THE TASK:
Answer these questions using the Falkland Islands text.
1. In what year was the first known landing on the islands made?
2. How many residents do the islands have?
3. Why were two cruise ships denied a port call in Argentina?

- The Washington Times - Friday, March 2, 2012

In 1982, the United Kingdom, led by Prime Minister Margaret Thatcher, went to war with Argentina over the Falkland Islands in the South Atlantic.

Unprovoked, Argentina had invaded and occupied the islands for two months. Against the odds, Mrs. Thatcher assembled a naval task force and deployed it to the South Atlantic to liberate the islands’ British inhabitants. In a victory for self-determination, the British promptly expelled the Argentine invaders.

Three decades later, things are heating up once again in the South Atlantic.

Over the past few months, Buenos Aires has become more aggressive over the Falkland Islands. The Argentine navy has intercepted and even boarded European fishing vessels operating under licenses issued by the Falkland Islands. At Argentina’s behest, more and more South American ports are banning Falkland-flagged ships. Just last week, two cruise ships were denied a port call in Argentina because they previously had visited the Falklands.

Argentina also has publicly blamed the British for the “militarization of the South Atlantic.” The “militarization,” however, was merely the routine deployment of a British warship to the South Atlantic and the arrival of Prince William on the islands for duty as a search-and-rescue pilot. In this role, he could be rescuing Argentines as easily as Falklanders - hardly provocative.

The United Kingdom wants to let the Falklanders decide the status of the Falklands. Unfortunately, Argentina would like to annex and colonize the islands. Exacerbating the problem, the Obama administration has stated publicly that it would like the United Nations to oversee negotiations on the future of the islands’ inhabitants. This policy plays right into the hands of Buenos Aires and makes a mockery out of the “special relationship” between the United States and Great Britain.

So what does history suggest regarding the status of the Falkland Islands? The first known landing there was made in 1690 by a British naval captain, John Strong. At that time, the islands were named after Viscount Falkland, a prominent British lawmaker. The British, French and Spanish all had settlements on the islands at various points until the last European settlement was abandoned in 1811, leaving the Islands uninhabited. In 1833, the British re-established a settlement, which has been there ever since.

The strongest argument the United Kingdom has for its claim on the Falkland Islands is the inhabitants’ right to self-determination. The 3,000 residents overwhelmingly want to be British and not Argentine. Linguistically, culturally and historically, nobody can deny that they are British. The right to self-determination is guaranteed by the United Nations Charter and the International Covenant on Civil and Political Rights - and Argentina is a signatory to both.

Bounding box data for predictions:

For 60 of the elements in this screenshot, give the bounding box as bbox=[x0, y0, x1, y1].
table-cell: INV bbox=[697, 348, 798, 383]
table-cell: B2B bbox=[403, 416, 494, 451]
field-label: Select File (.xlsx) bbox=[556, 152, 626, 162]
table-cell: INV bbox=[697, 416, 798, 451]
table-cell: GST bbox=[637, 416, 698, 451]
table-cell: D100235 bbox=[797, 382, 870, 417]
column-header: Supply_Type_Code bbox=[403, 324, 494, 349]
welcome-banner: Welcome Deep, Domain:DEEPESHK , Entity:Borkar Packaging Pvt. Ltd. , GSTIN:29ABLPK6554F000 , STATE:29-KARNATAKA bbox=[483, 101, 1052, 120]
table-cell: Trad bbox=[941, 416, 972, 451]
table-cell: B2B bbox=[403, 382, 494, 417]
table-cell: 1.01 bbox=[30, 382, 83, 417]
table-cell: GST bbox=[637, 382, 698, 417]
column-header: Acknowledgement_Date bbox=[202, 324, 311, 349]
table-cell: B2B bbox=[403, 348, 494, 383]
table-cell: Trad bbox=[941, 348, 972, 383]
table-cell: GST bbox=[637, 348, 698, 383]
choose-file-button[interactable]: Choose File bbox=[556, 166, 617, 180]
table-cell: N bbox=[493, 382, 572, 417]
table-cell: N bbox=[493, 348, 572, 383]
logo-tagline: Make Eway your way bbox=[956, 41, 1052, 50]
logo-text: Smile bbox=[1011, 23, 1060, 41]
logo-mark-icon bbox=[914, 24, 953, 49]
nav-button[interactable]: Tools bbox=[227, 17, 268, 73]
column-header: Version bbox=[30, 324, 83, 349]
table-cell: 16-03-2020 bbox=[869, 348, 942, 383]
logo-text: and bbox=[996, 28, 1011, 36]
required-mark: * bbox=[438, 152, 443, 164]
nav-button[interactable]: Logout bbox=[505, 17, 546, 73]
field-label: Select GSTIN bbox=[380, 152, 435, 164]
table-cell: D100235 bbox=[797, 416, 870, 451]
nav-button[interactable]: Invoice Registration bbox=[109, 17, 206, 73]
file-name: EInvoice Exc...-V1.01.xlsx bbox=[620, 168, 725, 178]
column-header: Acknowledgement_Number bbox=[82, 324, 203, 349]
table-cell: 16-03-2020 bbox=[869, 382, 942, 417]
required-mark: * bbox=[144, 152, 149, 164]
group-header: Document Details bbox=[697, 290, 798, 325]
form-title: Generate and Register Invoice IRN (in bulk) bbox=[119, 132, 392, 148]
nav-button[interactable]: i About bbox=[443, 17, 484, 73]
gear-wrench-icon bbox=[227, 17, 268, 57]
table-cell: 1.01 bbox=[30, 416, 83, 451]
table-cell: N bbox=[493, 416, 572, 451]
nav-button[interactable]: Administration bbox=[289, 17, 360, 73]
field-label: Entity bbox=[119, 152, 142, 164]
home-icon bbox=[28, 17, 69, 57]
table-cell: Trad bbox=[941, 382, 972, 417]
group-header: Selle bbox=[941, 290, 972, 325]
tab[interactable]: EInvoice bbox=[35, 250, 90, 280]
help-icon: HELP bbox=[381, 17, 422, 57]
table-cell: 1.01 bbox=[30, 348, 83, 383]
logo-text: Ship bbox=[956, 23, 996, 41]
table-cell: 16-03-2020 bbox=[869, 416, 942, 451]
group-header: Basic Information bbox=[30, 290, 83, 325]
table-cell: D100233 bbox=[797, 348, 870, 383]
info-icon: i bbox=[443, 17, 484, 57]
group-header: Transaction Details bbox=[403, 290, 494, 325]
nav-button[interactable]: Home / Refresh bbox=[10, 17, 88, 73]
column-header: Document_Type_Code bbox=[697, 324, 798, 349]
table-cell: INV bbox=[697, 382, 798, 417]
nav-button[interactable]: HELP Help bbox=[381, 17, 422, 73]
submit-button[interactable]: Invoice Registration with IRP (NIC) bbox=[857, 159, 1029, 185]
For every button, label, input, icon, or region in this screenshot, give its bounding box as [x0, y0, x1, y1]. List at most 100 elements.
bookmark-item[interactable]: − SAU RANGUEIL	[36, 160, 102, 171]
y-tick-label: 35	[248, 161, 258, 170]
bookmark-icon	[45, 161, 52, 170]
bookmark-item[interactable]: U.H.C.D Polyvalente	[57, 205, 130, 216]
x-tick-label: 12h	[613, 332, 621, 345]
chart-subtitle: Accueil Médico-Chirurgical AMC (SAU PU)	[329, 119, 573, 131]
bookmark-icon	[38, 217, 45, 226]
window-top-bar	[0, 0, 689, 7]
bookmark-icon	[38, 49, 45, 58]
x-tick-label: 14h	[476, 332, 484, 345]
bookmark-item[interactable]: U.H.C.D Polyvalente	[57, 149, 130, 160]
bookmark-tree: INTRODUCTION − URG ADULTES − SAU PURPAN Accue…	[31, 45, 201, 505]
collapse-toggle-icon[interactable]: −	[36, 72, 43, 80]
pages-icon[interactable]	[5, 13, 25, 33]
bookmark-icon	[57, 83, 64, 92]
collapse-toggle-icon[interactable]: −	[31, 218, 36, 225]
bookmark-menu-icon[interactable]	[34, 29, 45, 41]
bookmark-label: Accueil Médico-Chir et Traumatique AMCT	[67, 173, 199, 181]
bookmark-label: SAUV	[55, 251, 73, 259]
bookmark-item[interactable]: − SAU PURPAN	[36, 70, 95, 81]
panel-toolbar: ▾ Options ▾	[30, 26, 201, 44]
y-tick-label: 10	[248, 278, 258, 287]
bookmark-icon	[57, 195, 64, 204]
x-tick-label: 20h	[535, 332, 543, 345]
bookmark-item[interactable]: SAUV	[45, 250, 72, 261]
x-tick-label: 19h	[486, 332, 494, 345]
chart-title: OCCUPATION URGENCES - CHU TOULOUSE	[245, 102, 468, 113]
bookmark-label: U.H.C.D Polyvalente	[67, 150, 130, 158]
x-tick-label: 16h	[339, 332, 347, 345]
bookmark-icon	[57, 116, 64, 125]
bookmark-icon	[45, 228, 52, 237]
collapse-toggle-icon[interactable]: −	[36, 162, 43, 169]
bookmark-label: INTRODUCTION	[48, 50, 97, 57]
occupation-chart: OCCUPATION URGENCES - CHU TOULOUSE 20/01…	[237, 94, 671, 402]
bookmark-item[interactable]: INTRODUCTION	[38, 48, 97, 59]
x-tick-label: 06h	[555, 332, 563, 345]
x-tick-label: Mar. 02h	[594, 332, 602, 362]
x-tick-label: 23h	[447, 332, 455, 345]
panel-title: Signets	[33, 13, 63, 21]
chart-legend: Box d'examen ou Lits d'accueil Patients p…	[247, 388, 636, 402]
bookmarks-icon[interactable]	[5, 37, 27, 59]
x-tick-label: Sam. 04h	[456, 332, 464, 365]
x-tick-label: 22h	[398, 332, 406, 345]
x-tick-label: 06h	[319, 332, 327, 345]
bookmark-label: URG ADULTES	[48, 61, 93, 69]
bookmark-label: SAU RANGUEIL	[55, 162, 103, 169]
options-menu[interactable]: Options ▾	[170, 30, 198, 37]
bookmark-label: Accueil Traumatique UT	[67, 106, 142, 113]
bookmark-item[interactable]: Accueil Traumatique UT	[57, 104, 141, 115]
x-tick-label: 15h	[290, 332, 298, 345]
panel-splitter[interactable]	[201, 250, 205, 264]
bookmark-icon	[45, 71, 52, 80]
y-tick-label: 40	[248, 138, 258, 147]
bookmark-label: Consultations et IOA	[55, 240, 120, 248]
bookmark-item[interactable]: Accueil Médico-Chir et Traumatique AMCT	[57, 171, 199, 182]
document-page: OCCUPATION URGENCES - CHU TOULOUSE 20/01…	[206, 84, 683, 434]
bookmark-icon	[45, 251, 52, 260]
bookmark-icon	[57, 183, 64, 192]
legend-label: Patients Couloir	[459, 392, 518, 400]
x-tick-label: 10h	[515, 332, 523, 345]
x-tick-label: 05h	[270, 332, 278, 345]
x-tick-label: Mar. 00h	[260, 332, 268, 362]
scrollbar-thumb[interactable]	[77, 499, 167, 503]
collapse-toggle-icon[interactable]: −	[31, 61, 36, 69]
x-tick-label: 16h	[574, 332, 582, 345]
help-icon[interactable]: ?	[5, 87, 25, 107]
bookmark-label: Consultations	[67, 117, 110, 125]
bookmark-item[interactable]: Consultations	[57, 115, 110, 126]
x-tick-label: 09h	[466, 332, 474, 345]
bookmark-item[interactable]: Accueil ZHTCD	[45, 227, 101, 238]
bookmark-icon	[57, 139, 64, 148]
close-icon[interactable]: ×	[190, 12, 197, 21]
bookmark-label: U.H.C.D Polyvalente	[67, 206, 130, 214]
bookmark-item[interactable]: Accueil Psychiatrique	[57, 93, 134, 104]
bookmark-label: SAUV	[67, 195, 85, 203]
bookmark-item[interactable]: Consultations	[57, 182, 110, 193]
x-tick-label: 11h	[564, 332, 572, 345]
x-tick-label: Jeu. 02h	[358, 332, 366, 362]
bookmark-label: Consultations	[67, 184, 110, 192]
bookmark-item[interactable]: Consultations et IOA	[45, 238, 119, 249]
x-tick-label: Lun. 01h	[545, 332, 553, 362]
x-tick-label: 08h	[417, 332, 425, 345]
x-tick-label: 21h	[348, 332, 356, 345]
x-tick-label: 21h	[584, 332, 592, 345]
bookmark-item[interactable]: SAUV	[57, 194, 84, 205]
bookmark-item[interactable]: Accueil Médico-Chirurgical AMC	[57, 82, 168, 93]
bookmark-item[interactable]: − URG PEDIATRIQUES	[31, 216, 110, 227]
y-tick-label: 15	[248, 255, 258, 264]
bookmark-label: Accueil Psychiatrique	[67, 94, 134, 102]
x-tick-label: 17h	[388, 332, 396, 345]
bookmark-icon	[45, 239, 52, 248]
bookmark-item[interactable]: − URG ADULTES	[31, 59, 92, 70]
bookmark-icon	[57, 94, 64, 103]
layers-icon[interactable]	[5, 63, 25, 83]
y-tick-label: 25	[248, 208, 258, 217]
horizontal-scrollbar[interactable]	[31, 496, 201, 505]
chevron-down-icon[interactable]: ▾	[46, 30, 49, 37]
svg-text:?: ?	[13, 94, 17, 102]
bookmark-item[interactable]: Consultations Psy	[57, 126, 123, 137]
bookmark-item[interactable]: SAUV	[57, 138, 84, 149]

EXPECTED ANSWER:
1. 1690
2. 3,000
3. They had previously visited the Falklands.